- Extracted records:
********************
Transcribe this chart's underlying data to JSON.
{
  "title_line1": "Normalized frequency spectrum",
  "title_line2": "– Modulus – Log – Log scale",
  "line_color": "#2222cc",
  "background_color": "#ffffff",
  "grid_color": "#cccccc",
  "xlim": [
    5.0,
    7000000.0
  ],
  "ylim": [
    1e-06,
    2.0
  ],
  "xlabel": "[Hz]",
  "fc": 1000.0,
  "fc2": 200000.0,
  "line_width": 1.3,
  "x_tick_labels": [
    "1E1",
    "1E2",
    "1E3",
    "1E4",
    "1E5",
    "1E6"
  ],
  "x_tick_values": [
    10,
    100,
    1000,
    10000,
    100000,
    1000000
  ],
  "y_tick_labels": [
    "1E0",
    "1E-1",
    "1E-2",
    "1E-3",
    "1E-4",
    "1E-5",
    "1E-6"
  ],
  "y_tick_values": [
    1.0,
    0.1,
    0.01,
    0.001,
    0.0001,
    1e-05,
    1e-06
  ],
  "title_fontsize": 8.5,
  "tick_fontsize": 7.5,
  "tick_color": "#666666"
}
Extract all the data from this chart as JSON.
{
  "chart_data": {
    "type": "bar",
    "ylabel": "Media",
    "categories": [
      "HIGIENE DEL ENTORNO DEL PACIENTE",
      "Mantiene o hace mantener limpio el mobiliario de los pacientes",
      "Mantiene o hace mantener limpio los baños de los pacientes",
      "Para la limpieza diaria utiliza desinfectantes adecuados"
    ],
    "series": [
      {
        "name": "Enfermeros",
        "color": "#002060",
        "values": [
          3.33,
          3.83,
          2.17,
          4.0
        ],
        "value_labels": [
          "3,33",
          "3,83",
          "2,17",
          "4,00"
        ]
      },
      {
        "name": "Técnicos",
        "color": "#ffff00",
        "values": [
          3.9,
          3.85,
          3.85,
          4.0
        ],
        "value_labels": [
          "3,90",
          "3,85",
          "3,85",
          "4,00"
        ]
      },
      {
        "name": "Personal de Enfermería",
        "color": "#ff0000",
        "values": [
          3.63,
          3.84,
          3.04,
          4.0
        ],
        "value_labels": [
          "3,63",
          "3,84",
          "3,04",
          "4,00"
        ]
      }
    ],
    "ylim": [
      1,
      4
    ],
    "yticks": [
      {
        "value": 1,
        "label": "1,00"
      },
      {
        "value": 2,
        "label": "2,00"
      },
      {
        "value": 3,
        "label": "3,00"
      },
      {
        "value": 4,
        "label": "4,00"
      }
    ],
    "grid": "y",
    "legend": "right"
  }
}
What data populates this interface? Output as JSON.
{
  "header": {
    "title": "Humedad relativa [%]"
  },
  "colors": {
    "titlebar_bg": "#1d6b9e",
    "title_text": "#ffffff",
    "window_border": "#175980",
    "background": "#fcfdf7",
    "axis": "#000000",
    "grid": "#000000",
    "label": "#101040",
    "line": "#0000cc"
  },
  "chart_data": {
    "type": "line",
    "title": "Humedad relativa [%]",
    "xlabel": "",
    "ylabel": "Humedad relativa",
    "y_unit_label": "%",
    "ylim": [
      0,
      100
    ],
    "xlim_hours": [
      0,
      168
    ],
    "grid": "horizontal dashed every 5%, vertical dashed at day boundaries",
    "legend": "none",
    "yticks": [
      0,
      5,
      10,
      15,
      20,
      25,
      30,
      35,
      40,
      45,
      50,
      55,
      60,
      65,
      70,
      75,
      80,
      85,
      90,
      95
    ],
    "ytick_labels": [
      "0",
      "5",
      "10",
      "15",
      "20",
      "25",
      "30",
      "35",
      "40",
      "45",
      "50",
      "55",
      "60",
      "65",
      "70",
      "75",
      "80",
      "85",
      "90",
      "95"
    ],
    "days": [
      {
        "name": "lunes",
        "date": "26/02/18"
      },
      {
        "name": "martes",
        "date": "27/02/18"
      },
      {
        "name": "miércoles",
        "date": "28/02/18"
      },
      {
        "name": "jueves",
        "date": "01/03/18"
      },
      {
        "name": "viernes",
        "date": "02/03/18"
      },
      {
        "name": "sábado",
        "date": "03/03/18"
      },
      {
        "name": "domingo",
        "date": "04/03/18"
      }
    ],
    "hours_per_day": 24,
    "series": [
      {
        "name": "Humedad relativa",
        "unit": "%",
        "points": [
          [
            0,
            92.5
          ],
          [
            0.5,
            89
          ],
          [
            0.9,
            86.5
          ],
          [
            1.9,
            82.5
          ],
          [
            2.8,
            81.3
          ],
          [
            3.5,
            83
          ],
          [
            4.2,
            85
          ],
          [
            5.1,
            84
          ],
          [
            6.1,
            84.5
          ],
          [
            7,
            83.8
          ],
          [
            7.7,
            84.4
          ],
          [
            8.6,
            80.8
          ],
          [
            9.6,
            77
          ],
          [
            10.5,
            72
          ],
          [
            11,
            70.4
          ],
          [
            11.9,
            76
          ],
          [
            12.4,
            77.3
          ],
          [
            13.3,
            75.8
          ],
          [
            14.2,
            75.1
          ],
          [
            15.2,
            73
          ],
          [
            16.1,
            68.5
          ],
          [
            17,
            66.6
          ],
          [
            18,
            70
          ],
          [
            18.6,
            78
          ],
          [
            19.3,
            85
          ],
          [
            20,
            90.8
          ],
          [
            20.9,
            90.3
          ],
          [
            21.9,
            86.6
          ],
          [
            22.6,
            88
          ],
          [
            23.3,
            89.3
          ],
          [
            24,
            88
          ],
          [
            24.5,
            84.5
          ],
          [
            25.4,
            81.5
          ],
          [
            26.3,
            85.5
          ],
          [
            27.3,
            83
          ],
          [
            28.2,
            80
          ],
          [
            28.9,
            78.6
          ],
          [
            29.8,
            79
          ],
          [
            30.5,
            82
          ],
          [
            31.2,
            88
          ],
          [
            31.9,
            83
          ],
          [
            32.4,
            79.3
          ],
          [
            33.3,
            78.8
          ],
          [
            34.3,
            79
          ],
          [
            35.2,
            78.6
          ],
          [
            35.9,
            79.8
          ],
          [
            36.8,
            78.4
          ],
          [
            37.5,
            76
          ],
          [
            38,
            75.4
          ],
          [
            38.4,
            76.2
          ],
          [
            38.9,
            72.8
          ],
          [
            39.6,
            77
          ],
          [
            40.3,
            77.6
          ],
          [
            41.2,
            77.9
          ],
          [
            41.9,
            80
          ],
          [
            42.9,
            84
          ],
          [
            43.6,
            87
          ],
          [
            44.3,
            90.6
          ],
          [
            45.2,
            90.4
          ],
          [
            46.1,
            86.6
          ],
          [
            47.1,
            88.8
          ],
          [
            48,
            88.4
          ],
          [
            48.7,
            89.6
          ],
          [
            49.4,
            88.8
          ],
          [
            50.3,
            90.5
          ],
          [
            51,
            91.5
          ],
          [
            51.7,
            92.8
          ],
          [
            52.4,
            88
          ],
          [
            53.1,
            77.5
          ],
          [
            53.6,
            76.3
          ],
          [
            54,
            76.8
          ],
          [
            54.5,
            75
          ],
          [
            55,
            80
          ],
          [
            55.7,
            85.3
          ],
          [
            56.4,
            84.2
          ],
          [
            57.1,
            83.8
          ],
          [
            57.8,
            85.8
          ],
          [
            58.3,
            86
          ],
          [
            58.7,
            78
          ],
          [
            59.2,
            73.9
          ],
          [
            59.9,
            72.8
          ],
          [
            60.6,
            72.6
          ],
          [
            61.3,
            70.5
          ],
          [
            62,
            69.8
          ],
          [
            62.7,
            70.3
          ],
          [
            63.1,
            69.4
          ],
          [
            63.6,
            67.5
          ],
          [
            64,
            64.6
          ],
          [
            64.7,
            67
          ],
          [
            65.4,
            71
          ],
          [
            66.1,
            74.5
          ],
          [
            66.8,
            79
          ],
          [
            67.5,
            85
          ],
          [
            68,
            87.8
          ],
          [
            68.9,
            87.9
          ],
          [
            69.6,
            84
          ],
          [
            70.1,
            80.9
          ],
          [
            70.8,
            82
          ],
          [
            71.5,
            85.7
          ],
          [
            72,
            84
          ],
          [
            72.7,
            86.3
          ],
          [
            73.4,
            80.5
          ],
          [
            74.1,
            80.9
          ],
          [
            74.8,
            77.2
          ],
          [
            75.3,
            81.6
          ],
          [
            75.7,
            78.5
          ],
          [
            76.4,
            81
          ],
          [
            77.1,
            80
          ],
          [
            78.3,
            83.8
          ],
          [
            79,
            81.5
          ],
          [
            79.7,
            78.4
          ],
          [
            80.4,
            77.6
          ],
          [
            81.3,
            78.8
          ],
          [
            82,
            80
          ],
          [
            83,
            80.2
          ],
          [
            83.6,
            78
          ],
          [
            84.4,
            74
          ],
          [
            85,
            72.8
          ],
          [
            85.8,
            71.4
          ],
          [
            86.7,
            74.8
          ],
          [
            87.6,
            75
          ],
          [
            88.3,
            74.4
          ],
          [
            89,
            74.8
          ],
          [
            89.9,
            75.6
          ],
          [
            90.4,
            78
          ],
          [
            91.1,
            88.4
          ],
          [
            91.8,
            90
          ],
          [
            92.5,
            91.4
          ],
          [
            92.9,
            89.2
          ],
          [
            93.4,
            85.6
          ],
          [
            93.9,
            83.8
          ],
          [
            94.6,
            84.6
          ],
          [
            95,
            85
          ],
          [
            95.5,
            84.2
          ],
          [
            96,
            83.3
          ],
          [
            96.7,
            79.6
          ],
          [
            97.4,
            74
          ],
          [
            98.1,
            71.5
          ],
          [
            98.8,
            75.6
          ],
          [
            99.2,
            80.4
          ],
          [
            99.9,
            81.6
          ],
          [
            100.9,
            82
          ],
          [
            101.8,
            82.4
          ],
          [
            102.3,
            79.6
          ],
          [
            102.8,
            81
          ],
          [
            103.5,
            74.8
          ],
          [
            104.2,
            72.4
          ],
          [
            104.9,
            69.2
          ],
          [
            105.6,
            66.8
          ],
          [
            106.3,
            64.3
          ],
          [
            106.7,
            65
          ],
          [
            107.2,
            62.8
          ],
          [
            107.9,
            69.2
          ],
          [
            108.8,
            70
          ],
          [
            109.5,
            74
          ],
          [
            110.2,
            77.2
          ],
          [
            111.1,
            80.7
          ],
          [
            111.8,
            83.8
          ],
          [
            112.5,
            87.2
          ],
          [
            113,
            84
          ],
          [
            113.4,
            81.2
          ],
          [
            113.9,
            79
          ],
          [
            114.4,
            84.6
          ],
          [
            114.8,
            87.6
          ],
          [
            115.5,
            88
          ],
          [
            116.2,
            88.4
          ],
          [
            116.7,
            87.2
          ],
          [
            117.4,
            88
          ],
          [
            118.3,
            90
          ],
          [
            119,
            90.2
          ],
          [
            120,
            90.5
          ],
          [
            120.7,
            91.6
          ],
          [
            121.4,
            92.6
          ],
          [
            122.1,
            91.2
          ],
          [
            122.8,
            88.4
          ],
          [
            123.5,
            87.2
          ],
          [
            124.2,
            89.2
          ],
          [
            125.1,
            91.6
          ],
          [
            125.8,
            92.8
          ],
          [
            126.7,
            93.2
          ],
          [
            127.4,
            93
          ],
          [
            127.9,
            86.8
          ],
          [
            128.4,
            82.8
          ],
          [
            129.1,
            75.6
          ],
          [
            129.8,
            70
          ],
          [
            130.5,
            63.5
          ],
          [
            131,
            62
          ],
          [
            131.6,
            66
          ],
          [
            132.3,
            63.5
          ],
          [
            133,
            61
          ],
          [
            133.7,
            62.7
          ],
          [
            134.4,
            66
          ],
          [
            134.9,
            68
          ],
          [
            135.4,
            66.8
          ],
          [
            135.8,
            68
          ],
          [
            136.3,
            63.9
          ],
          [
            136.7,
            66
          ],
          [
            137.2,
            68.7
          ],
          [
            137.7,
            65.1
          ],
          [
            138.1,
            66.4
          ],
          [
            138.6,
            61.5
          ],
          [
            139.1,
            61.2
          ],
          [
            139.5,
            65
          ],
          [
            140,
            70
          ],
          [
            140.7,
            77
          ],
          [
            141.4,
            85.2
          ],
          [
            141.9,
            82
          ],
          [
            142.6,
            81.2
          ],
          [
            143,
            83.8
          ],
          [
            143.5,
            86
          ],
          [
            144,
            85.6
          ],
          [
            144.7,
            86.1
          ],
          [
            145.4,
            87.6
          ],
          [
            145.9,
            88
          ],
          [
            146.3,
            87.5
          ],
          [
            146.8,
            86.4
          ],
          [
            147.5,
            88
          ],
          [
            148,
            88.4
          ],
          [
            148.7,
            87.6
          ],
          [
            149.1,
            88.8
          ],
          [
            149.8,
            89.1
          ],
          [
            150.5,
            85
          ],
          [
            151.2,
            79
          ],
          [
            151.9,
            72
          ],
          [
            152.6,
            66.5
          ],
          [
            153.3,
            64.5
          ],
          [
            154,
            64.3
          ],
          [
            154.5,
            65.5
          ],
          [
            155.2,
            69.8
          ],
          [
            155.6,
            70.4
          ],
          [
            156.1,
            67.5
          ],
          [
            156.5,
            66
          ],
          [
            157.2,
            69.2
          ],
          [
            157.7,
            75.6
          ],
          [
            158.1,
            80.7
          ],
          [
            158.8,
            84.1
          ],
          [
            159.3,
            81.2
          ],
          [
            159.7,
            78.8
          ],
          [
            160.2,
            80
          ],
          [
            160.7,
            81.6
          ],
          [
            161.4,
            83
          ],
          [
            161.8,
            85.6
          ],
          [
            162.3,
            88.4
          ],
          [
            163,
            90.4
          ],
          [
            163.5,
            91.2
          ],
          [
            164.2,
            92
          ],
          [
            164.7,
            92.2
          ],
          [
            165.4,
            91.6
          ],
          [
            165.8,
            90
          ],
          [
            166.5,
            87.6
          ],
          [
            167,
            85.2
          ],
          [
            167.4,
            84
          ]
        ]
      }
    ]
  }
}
********************
- EXERCISE GOAL: Give the number of lines in the records that contain the string "ffffff", with no other output.

- RESPONSE TO THIS EXERCISE: 2